# Stated goal
Look for the word "content" in the entries below, then copy every line that has it.

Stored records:
⟨

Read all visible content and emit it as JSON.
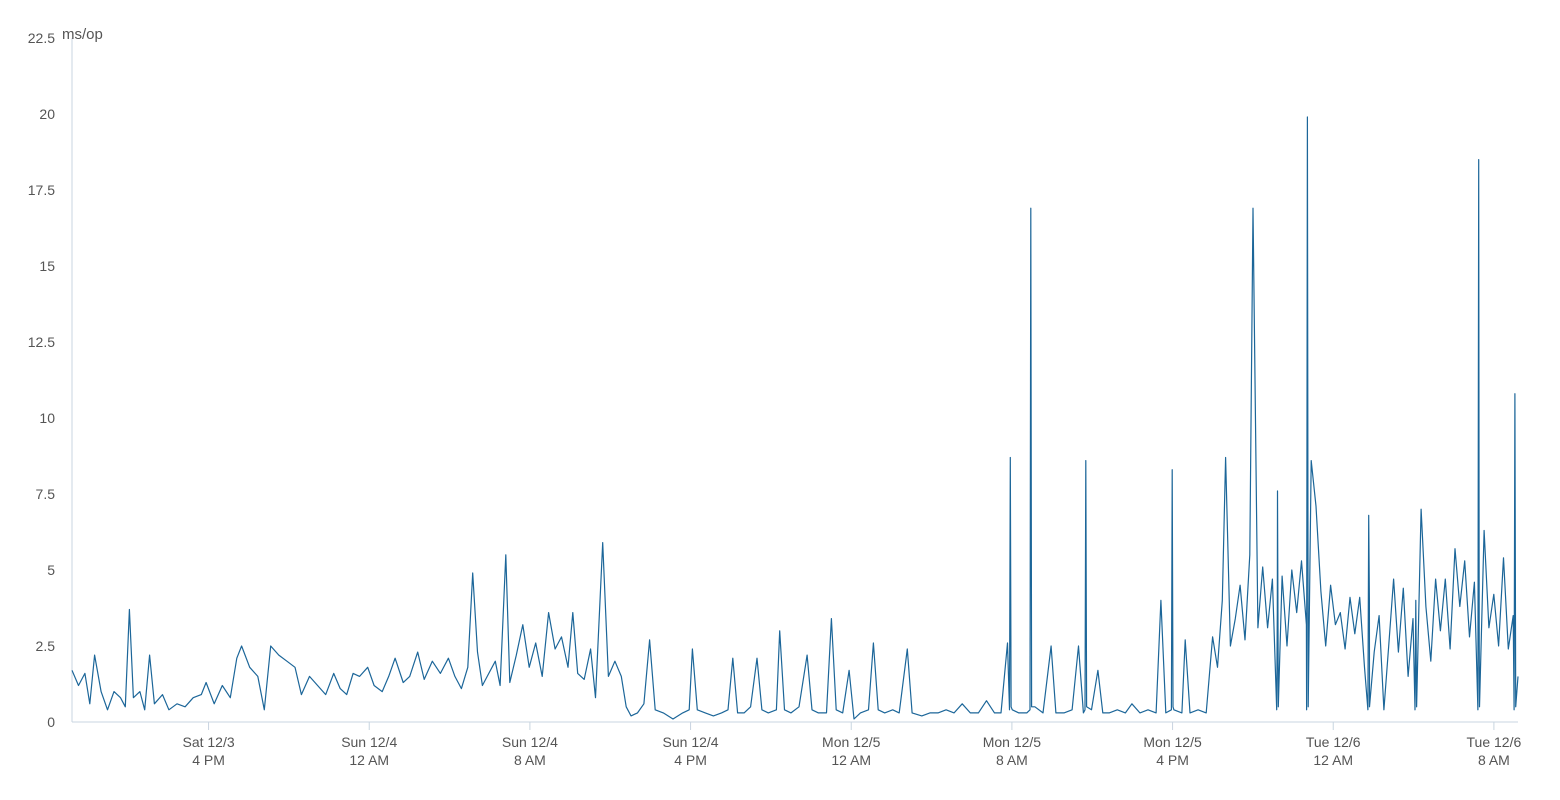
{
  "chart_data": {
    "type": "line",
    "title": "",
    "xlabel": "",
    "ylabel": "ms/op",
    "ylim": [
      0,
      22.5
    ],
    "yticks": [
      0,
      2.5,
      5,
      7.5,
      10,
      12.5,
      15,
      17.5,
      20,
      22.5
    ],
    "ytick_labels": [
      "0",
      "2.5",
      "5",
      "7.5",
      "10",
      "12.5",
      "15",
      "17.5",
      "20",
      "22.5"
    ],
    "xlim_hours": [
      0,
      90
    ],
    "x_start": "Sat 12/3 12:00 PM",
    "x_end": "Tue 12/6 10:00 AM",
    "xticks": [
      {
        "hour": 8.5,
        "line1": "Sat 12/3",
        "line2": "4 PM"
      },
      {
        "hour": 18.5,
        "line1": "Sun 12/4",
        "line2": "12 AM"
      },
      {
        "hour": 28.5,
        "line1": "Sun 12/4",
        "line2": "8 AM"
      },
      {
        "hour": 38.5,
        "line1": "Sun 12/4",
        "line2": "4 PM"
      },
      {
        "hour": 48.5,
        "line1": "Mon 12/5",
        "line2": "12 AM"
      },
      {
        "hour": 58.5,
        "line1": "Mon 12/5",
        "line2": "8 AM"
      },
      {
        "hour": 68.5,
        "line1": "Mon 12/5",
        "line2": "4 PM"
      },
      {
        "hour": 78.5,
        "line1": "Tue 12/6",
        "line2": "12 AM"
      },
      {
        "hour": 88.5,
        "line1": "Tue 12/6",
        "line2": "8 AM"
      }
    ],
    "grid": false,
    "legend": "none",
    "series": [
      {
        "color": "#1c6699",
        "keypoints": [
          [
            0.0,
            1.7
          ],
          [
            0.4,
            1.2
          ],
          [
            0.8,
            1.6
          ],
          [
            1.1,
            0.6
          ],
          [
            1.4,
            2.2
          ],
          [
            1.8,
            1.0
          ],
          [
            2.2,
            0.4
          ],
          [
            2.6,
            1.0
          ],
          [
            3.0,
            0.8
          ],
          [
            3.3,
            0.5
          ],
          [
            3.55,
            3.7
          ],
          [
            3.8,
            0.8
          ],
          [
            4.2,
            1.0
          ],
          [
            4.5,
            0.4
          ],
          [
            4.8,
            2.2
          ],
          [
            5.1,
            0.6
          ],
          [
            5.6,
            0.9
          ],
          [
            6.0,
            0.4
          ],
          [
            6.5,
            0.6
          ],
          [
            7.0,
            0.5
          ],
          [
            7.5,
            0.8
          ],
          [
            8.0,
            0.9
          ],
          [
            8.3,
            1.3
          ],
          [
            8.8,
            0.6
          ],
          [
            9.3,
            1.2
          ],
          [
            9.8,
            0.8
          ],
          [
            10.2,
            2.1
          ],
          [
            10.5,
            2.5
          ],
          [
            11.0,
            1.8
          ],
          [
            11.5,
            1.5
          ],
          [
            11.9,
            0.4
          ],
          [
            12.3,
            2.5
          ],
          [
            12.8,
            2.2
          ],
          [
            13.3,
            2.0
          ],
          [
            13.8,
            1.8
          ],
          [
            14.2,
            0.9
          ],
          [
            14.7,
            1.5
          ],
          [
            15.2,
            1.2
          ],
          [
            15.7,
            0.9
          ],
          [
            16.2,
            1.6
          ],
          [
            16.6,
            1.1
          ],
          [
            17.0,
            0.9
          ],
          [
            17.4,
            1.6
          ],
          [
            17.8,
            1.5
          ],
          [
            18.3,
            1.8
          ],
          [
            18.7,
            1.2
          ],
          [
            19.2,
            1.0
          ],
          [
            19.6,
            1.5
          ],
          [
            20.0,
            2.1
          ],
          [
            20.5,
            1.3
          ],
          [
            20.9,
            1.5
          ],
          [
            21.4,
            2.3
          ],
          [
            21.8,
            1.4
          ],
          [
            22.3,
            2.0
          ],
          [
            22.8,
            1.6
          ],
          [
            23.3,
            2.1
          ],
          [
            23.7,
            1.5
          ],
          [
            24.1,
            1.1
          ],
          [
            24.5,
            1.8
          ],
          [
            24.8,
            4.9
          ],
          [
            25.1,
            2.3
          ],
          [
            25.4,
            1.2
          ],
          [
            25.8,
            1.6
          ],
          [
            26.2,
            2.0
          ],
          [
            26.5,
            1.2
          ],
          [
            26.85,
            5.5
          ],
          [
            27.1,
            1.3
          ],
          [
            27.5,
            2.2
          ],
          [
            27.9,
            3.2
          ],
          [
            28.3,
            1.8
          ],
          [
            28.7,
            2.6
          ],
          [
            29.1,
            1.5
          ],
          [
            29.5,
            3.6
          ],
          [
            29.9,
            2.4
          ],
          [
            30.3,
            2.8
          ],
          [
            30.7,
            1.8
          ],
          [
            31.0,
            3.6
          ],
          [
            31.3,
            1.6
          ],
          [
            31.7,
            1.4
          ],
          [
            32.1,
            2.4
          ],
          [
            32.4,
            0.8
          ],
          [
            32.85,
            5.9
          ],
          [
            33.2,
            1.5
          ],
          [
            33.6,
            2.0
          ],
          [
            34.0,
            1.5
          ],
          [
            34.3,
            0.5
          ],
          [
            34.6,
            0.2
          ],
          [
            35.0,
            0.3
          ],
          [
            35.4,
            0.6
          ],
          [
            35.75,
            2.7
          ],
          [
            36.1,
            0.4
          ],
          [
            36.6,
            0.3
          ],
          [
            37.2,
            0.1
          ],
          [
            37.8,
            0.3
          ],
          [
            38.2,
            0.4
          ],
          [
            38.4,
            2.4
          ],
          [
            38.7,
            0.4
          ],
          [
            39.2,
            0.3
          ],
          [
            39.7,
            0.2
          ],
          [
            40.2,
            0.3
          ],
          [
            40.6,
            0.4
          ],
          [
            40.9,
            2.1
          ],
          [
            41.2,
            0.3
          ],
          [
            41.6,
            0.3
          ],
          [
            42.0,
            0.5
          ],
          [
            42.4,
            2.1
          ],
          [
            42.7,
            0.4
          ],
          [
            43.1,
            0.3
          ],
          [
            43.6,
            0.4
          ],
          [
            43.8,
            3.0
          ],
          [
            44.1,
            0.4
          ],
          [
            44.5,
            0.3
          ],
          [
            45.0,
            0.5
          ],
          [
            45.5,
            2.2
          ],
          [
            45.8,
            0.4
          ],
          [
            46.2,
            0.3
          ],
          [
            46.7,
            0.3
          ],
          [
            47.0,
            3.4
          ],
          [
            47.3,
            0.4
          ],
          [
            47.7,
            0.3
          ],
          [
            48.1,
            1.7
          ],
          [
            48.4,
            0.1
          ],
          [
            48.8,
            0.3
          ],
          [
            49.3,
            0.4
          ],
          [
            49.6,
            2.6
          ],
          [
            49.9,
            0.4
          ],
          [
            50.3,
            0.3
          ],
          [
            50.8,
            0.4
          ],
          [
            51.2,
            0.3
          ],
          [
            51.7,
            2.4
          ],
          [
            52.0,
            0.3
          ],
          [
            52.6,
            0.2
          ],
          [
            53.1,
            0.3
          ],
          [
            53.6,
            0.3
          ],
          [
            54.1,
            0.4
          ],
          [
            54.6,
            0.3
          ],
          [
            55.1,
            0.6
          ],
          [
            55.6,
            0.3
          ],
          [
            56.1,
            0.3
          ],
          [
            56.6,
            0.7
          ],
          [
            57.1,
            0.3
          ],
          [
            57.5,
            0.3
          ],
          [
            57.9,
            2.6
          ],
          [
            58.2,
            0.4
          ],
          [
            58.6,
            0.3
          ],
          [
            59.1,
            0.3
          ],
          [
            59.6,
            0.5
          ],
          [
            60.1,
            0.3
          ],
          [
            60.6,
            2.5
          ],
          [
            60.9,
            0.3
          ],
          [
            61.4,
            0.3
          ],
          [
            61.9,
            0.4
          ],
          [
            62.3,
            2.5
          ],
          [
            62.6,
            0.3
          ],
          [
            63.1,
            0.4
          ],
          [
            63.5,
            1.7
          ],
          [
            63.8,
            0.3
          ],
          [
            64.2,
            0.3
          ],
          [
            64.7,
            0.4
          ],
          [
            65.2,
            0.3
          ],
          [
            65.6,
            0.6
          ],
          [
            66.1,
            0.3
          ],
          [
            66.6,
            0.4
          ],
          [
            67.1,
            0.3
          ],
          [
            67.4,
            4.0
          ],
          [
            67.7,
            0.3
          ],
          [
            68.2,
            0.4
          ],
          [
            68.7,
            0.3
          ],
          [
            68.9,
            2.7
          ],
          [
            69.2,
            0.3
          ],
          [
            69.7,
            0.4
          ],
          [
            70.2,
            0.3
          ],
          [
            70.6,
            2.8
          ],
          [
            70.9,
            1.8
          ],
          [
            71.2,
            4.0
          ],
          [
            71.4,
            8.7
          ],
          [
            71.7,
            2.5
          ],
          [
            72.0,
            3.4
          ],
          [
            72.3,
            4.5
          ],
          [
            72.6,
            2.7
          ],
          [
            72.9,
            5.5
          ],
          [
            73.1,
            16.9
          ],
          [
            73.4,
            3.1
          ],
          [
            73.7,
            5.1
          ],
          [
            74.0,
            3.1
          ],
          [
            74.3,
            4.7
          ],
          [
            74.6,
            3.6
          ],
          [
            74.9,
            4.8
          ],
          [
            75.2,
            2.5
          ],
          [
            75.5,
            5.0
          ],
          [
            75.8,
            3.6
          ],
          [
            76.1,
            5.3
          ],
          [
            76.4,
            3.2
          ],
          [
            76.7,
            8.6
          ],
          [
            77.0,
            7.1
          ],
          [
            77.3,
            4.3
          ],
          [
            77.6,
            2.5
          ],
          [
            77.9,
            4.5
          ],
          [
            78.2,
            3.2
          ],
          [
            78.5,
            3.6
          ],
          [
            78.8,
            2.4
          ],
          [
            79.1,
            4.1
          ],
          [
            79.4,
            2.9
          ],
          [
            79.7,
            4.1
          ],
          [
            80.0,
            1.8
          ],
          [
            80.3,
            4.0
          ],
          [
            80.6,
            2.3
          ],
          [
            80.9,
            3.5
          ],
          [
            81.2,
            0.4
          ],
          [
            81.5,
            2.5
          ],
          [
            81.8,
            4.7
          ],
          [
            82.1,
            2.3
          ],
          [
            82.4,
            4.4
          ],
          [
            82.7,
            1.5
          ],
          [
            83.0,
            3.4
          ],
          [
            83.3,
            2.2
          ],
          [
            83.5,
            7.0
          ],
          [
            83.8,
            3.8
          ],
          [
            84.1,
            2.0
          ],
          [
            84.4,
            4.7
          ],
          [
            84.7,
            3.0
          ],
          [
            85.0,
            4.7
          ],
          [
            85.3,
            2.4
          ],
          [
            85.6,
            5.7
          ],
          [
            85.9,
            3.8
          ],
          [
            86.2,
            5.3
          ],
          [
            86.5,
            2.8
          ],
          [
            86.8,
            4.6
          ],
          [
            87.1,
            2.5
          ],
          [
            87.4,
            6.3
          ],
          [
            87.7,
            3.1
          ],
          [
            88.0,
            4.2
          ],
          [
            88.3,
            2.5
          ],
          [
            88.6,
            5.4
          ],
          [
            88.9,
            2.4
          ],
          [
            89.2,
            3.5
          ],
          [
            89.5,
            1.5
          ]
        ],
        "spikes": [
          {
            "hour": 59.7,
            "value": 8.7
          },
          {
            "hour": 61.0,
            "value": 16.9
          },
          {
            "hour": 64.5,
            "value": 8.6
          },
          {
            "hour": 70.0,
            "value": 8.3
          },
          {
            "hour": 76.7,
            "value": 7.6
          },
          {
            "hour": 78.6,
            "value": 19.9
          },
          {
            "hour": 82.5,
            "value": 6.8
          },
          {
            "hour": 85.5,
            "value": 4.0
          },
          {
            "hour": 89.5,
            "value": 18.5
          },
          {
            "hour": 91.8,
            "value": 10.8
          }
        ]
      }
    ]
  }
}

⟩
⟨

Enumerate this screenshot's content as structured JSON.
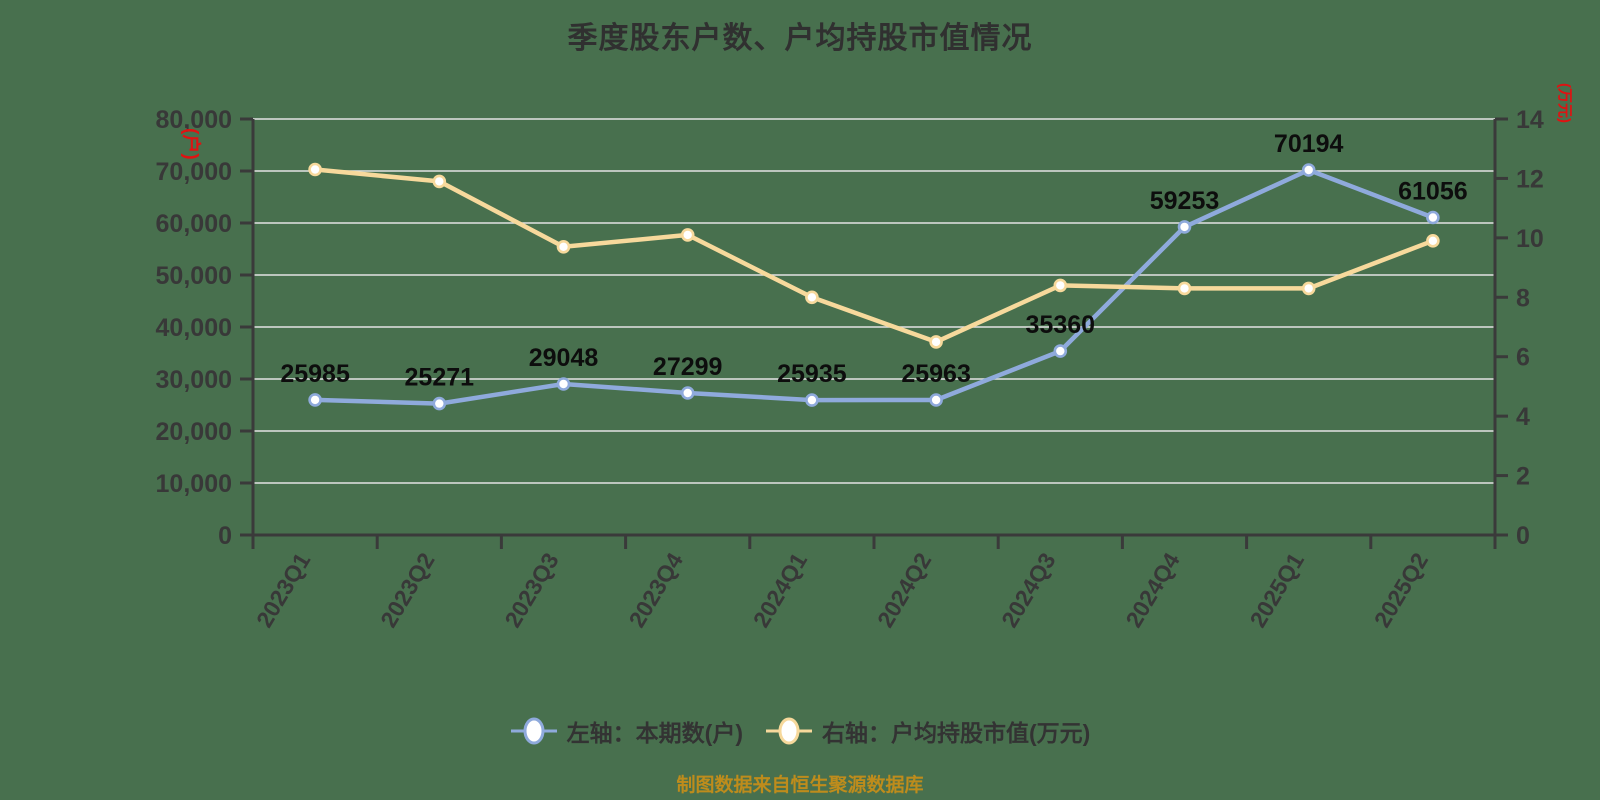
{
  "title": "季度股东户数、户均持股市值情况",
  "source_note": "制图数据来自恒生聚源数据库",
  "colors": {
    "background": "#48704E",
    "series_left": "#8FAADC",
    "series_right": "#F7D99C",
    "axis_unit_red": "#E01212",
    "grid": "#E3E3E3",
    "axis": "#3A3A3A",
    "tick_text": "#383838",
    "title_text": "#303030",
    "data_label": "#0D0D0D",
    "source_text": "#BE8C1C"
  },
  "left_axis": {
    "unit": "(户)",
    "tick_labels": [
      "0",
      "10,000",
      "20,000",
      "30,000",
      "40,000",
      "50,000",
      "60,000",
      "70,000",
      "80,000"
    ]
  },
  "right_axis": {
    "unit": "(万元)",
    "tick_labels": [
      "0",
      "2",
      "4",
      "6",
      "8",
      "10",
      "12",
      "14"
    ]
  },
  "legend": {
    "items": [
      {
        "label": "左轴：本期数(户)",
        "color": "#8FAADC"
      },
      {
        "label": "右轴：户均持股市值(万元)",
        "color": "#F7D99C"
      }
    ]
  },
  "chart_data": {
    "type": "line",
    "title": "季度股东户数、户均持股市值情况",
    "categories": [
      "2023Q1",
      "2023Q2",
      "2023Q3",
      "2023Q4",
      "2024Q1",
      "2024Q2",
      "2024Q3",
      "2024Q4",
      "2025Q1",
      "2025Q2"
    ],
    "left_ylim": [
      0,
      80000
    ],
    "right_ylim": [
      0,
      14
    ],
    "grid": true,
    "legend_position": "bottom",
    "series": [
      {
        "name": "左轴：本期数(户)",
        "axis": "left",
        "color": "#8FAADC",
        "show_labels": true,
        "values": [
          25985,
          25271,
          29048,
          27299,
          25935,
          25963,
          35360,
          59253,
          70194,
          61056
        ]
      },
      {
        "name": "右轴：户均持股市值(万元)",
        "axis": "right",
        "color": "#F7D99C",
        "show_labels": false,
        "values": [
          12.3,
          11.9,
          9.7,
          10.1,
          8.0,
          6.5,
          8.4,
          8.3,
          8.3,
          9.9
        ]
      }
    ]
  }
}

⟩

# Task answer
Read all visible content and emit it as JSON.
Enumerate this screenshot's content as structured JSON.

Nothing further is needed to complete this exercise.